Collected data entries
'''
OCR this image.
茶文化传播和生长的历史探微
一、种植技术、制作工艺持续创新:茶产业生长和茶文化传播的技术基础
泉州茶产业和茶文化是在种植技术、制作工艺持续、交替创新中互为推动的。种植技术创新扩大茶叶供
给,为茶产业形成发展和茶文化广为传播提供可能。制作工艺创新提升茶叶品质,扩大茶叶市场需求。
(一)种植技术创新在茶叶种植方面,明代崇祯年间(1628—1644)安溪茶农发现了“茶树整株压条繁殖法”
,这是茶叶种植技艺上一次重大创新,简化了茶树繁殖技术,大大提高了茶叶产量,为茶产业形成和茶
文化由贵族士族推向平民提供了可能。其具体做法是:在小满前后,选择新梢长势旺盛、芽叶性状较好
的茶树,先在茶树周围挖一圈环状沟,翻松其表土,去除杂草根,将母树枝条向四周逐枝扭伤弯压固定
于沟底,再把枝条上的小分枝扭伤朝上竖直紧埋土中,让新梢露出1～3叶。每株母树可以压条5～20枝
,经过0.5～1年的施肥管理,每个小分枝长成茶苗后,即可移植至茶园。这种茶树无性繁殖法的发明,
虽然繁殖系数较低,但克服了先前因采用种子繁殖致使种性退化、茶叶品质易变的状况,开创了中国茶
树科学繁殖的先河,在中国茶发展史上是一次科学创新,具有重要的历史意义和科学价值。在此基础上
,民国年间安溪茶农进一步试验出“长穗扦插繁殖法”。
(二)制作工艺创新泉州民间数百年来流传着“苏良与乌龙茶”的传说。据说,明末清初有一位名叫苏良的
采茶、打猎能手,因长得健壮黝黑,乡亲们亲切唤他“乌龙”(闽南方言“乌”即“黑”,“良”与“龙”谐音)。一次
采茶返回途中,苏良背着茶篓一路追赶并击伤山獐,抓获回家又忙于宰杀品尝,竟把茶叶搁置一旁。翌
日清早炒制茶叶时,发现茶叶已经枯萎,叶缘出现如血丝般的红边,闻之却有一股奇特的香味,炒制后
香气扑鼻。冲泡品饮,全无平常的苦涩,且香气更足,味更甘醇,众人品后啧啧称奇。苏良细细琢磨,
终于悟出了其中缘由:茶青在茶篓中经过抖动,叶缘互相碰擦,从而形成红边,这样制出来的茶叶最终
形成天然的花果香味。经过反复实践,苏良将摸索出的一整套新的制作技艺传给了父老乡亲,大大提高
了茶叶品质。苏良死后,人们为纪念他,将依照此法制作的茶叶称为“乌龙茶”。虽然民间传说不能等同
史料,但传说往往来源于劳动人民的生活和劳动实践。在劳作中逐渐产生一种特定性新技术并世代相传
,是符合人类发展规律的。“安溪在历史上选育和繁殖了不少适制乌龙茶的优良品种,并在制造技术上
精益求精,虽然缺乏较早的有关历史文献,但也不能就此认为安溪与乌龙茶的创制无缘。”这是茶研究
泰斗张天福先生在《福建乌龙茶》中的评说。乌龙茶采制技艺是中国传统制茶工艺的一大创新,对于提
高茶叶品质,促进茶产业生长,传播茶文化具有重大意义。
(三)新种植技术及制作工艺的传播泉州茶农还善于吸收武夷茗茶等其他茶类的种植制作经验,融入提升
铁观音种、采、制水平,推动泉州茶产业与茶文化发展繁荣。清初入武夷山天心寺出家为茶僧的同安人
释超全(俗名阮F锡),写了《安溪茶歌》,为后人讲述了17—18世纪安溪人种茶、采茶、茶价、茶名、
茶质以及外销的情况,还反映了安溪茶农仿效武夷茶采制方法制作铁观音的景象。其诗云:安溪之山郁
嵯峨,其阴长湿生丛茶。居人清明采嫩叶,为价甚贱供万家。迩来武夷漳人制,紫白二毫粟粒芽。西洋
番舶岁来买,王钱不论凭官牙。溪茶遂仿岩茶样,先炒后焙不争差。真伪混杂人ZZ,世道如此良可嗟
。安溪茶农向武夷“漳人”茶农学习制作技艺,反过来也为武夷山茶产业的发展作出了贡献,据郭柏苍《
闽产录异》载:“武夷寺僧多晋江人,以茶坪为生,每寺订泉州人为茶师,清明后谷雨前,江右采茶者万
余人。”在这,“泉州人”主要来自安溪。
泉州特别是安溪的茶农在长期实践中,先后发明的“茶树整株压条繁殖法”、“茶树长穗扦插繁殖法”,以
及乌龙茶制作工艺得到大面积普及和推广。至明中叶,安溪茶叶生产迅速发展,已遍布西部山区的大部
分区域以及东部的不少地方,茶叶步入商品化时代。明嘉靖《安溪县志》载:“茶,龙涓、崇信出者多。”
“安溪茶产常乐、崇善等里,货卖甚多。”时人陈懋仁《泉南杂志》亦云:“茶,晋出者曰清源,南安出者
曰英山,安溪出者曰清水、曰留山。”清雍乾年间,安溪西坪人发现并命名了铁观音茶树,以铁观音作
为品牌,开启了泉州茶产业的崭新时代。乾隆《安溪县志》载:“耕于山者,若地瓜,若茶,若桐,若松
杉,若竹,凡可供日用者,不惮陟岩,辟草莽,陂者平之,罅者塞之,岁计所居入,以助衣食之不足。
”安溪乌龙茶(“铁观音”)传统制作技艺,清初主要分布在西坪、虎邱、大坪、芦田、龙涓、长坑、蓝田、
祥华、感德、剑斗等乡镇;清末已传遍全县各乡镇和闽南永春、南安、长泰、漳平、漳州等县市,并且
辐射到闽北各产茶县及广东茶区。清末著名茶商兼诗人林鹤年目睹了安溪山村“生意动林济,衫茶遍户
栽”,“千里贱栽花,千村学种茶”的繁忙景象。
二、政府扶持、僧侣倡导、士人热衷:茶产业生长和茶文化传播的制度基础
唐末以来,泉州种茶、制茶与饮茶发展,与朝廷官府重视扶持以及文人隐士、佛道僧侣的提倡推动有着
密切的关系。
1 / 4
'''
● **GIVEN PROBLEM**
State how many lines of the data include the word "安溪县志", with nothing else.

● **EXERCISE RESULT**
2